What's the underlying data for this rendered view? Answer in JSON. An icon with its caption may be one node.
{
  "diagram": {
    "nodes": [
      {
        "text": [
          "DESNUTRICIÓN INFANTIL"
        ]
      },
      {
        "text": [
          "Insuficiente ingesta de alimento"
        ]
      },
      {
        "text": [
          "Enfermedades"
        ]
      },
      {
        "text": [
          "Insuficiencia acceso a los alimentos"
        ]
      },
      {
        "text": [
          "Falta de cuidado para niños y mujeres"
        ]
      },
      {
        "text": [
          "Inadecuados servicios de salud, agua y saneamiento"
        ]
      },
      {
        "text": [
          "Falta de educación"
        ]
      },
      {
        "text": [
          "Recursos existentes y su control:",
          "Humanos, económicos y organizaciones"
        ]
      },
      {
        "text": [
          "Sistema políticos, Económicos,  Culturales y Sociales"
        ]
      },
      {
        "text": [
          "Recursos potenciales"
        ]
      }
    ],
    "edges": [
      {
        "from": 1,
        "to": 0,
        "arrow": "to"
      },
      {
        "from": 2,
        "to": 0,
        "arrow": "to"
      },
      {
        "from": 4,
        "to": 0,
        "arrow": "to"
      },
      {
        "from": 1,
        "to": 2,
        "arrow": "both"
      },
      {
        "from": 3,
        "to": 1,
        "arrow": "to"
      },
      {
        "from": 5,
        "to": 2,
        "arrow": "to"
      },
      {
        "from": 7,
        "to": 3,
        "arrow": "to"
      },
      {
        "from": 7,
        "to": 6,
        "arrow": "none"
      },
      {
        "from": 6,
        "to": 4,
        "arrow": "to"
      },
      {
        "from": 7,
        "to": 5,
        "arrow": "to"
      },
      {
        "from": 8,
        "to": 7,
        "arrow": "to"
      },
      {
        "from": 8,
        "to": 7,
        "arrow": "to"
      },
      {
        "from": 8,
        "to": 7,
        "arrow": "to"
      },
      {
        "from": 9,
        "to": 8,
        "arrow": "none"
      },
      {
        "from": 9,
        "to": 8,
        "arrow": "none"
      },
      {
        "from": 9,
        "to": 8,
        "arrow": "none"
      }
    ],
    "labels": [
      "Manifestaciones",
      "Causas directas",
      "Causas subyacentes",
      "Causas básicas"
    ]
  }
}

**STATED TASK**
Above are some records; repeat all of them exactly.

**TASK ANSWER**
What's the underlying data for this rendered view? Answer in JSON. An icon with its caption may be one node.
{
  "diagram": {
    "nodes": [
      {
        "text": [
          "DESNUTRICIÓN INFANTIL"
        ]
      },
      {
        "text": [
          "Insuficiente ingesta de alimento"
        ]
      },
      {
        "text": [
          "Enfermedades"
        ]
      },
      {
        "text": [
          "Insuficiencia acceso a los alimentos"
        ]
      },
      {
        "text": [
          "Falta de cuidado para niños y mujeres"
        ]
      },
      {
        "text": [
          "Inadecuados servicios de salud, agua y saneamiento"
        ]
      },
      {
        "text": [
          "Falta de educación"
        ]
      },
      {
        "text": [
          "Recursos existentes y su control:",
          "Humanos, económicos y organizaciones"
        ]
      },
      {
        "text": [
          "Sistema políticos, Económicos,  Culturales y Sociales"
        ]
      },
      {
        "text": [
          "Recursos potenciales"
        ]
      }
    ],
    "edges": [
      {
        "from": 1,
        "to": 0,
        "arrow": "to"
      },
      {
        "from": 2,
        "to": 0,
        "arrow": "to"
      },
      {
        "from": 4,
        "to": 0,
        "arrow": "to"
      },
      {
        "from": 1,
        "to": 2,
        "arrow": "both"
      },
      {
        "from": 3,
        "to": 1,
        "arrow": "to"
      },
      {
        "from": 5,
        "to": 2,
        "arrow": "to"
      },
      {
        "from": 7,
        "to": 3,
        "arrow": "to"
      },
      {
        "from": 7,
        "to": 6,
        "arrow": "none"
      },
      {
        "from": 6,
        "to": 4,
        "arrow": "to"
      },
      {
        "from": 7,
        "to": 5,
        "arrow": "to"
      },
      {
        "from": 8,
        "to": 7,
        "arrow": "to"
      },
      {
        "from": 8,
        "to": 7,
        "arrow": "to"
      },
      {
        "from": 8,
        "to": 7,
        "arrow": "to"
      },
      {
        "from": 9,
        "to": 8,
        "arrow": "none"
      },
      {
        "from": 9,
        "to": 8,
        "arrow": "none"
      },
      {
        "from": 9,
        "to": 8,
        "arrow": "none"
      }
    ],
    "labels": [
      "Manifestaciones",
      "Causas directas",
      "Causas subyacentes",
      "Causas básicas"
    ]
  }
}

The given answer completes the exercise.